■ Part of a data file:

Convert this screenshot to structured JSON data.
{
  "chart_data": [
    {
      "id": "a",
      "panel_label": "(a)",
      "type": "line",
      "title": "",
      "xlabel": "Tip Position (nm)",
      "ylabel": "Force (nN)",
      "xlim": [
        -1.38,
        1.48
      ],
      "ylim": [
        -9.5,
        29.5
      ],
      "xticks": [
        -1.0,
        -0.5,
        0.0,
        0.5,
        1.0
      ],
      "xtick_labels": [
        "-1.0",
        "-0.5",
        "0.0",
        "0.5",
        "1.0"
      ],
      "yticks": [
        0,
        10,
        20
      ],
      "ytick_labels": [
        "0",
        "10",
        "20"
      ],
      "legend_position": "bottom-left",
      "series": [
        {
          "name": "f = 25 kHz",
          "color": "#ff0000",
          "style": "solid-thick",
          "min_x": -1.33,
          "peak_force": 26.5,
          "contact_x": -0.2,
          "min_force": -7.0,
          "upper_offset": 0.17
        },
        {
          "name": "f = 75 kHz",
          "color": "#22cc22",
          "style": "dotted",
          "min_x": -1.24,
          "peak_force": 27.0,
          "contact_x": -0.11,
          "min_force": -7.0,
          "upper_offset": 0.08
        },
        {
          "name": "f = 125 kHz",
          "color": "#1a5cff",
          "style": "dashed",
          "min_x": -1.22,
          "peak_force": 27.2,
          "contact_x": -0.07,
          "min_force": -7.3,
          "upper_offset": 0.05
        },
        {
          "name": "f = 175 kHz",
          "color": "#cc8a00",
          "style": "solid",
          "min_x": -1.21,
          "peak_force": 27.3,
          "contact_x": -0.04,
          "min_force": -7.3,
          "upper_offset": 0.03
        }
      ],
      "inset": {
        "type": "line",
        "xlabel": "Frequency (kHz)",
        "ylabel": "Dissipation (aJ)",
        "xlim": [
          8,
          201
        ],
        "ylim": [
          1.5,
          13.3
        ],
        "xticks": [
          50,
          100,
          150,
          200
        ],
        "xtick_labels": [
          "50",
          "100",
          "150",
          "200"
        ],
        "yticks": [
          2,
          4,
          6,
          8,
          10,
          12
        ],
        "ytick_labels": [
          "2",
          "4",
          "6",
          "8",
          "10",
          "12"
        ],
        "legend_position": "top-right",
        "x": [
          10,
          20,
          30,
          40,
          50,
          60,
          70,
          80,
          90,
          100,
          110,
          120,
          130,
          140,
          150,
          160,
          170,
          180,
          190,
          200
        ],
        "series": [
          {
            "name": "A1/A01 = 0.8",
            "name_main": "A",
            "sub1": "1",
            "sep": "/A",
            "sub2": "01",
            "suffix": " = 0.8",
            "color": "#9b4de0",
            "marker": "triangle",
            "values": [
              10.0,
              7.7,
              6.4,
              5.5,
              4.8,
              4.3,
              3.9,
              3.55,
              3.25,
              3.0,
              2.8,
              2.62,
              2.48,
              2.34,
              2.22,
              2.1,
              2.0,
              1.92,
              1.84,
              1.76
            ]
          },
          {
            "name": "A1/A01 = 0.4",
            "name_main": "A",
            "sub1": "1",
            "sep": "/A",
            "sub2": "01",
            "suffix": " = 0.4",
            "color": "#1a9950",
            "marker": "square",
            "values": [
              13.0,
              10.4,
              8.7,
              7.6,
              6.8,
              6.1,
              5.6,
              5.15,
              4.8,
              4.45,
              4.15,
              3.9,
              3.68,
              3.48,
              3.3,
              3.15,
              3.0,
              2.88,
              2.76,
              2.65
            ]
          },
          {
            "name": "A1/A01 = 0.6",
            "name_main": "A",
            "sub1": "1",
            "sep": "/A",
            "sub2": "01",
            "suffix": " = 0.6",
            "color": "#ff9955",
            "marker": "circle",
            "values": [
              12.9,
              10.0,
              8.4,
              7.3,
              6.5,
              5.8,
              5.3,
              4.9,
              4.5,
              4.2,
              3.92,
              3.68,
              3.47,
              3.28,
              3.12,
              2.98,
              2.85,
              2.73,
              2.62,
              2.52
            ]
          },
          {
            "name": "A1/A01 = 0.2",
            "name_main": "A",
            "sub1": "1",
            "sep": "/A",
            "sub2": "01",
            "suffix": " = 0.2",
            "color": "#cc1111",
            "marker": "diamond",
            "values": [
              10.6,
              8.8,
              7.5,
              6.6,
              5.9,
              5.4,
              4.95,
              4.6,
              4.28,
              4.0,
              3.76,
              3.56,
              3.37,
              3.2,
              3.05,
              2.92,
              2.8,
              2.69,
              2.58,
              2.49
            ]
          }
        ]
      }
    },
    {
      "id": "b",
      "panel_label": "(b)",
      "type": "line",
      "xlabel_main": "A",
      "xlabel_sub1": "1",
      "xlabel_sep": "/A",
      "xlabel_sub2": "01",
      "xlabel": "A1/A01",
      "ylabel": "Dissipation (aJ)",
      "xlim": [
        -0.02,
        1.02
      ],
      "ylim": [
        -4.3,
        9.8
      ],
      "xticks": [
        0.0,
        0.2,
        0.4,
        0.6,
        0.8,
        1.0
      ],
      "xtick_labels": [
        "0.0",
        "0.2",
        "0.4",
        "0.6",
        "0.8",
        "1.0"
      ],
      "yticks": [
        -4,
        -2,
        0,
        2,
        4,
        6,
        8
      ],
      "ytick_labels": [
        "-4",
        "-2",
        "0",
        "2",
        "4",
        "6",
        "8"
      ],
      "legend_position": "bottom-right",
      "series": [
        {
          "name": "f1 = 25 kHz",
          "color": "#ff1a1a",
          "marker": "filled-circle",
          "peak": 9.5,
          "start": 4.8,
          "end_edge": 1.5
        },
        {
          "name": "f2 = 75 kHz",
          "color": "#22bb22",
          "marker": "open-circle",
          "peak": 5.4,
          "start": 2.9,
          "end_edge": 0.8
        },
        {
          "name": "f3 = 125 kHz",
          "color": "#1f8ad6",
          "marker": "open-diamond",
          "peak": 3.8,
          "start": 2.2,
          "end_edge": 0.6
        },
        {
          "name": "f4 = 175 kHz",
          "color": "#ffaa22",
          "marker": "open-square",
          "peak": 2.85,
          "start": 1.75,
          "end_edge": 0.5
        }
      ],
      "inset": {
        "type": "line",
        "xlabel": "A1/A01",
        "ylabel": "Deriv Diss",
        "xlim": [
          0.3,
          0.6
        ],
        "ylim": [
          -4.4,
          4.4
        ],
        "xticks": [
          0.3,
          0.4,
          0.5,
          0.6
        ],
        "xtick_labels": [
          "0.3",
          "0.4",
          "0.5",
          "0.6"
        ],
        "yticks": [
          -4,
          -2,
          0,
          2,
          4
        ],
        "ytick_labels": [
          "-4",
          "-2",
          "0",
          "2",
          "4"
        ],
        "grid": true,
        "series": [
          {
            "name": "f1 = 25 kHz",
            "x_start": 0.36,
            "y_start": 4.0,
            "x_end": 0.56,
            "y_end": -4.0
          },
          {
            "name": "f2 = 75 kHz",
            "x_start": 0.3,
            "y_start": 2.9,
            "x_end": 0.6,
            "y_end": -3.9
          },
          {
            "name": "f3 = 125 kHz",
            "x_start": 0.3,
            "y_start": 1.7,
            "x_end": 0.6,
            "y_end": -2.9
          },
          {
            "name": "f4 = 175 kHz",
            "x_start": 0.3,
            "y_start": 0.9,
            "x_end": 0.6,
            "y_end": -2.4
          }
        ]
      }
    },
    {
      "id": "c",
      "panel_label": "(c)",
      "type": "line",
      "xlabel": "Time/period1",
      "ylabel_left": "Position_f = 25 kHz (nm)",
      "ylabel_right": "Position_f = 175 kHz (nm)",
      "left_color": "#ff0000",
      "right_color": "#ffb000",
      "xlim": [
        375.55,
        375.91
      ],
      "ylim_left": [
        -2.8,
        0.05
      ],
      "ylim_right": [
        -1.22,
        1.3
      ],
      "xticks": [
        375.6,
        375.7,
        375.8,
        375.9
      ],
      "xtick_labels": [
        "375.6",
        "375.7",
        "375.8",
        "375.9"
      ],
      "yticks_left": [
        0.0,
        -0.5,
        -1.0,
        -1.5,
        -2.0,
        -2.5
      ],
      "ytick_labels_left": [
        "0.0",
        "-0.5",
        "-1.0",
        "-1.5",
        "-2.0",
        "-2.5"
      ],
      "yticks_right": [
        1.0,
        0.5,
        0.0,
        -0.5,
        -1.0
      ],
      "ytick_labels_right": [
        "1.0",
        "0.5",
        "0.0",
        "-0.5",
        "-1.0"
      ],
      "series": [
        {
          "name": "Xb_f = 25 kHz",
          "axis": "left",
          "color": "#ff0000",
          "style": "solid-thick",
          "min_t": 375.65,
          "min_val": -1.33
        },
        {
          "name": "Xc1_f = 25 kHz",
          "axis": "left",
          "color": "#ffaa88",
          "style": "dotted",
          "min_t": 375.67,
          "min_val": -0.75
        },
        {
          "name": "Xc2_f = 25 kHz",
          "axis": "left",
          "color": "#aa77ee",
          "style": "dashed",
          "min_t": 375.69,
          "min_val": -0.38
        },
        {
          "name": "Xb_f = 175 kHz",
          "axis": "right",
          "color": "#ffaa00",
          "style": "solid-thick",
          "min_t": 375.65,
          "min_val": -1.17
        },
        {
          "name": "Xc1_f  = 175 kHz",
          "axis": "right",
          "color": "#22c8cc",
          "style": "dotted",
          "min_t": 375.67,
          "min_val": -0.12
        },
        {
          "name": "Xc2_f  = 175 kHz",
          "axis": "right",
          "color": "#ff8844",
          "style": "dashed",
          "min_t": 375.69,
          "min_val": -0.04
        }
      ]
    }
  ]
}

■ EXERCISE: Read through the data and copy every line where "Dissipation" shows up.

■ THE RESPONSE:
        "ylabel": "Dissipation (aJ)",
      "ylabel": "Dissipation (aJ)",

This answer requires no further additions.